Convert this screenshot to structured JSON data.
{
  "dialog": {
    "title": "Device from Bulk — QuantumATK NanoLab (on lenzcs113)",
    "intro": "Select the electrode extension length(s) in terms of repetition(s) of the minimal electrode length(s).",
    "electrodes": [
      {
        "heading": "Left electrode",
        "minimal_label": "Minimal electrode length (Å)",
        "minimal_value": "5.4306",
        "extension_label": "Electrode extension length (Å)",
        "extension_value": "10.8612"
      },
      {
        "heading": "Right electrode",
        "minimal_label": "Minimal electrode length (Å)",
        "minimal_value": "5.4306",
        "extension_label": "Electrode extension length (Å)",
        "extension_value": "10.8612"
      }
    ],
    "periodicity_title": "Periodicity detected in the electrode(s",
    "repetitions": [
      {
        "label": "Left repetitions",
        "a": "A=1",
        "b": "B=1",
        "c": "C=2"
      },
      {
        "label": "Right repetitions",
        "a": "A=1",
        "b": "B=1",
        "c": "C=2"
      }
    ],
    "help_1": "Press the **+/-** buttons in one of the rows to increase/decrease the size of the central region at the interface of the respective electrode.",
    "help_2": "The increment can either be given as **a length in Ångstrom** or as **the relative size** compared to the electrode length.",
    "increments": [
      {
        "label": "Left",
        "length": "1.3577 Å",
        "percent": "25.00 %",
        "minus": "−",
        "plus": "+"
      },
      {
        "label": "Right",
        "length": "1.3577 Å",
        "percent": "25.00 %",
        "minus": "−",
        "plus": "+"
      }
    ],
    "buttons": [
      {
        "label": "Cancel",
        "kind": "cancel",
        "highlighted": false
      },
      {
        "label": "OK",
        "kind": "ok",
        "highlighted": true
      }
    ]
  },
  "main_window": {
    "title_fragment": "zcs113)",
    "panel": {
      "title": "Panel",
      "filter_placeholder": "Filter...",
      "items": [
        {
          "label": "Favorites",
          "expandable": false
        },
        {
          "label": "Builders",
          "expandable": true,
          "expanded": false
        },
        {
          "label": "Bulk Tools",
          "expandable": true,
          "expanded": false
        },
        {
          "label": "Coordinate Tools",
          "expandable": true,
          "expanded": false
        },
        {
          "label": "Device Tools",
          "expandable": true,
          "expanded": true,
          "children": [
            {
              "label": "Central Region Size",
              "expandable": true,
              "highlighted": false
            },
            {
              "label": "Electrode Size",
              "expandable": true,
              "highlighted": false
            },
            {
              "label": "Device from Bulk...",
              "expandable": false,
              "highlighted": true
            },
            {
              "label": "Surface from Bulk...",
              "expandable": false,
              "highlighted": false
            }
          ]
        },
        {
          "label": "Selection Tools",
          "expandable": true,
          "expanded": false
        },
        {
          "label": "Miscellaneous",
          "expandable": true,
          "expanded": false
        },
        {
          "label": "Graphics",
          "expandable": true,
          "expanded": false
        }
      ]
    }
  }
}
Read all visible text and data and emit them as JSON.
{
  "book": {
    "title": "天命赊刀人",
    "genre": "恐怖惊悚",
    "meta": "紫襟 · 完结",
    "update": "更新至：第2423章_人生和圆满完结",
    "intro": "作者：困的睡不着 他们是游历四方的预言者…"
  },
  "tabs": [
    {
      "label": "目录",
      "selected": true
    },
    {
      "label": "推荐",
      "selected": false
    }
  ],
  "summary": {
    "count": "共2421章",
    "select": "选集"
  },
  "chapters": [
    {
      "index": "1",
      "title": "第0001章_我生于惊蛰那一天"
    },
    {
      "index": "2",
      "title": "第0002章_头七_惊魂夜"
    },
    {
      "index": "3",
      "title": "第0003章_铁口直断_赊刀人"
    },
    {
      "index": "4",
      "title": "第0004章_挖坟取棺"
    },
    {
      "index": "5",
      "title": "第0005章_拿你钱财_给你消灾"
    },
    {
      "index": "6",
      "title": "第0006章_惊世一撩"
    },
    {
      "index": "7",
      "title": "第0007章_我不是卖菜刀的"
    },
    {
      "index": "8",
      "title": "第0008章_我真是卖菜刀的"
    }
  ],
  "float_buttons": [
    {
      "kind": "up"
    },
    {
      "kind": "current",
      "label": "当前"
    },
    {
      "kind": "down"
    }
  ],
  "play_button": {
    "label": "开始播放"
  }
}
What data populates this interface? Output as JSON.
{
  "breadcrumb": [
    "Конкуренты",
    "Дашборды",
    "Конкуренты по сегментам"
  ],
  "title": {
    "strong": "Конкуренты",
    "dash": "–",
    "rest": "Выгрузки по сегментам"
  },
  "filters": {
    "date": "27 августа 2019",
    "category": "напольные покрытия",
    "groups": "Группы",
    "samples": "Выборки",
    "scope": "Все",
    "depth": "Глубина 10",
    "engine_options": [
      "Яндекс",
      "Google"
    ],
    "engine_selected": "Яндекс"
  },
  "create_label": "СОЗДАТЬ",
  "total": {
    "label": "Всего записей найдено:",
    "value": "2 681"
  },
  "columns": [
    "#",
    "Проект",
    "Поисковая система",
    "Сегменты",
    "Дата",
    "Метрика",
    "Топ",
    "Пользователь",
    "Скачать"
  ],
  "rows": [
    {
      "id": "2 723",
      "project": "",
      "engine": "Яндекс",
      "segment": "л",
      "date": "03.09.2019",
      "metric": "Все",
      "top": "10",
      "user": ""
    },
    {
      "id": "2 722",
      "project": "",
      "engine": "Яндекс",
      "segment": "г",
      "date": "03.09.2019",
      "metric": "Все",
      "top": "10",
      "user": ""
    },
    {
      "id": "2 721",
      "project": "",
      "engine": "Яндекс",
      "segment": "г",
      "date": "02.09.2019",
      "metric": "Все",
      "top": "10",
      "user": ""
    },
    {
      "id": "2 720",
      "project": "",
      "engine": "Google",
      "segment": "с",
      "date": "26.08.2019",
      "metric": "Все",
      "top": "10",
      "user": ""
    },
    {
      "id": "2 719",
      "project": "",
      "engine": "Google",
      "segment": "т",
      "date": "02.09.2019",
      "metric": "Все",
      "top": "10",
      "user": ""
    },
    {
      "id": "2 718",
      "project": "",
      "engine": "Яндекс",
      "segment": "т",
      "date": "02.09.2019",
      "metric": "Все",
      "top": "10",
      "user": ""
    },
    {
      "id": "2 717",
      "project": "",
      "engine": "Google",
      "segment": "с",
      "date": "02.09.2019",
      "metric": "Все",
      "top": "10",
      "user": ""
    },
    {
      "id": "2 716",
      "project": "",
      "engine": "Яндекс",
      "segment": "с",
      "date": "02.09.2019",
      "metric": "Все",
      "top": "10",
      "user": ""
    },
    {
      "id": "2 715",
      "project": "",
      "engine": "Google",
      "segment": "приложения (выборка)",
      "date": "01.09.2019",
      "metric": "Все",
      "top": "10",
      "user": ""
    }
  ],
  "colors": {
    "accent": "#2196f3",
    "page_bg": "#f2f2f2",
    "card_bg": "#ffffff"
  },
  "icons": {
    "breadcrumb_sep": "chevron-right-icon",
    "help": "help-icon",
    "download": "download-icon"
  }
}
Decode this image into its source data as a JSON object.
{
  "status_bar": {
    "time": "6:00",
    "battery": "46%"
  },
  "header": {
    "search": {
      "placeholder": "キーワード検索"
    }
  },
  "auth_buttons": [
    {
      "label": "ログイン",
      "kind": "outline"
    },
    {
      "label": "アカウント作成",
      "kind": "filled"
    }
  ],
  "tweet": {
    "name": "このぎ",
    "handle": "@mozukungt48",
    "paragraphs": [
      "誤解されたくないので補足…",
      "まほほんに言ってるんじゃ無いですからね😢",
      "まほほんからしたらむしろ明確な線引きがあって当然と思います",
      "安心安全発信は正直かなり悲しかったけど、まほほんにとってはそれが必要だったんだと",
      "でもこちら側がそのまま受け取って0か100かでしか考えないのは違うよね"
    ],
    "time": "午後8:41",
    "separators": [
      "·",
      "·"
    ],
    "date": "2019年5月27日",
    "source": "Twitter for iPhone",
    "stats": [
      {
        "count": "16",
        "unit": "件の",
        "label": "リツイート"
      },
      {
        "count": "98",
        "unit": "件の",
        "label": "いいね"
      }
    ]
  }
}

★ ★ ★ ★ ★ ★ ★

**Work instructions**
Locate all lines in the listing above with the word "heading". Copy them.

**Written answer**
        "heading": "Left electrode",
        "heading": "Right electrode",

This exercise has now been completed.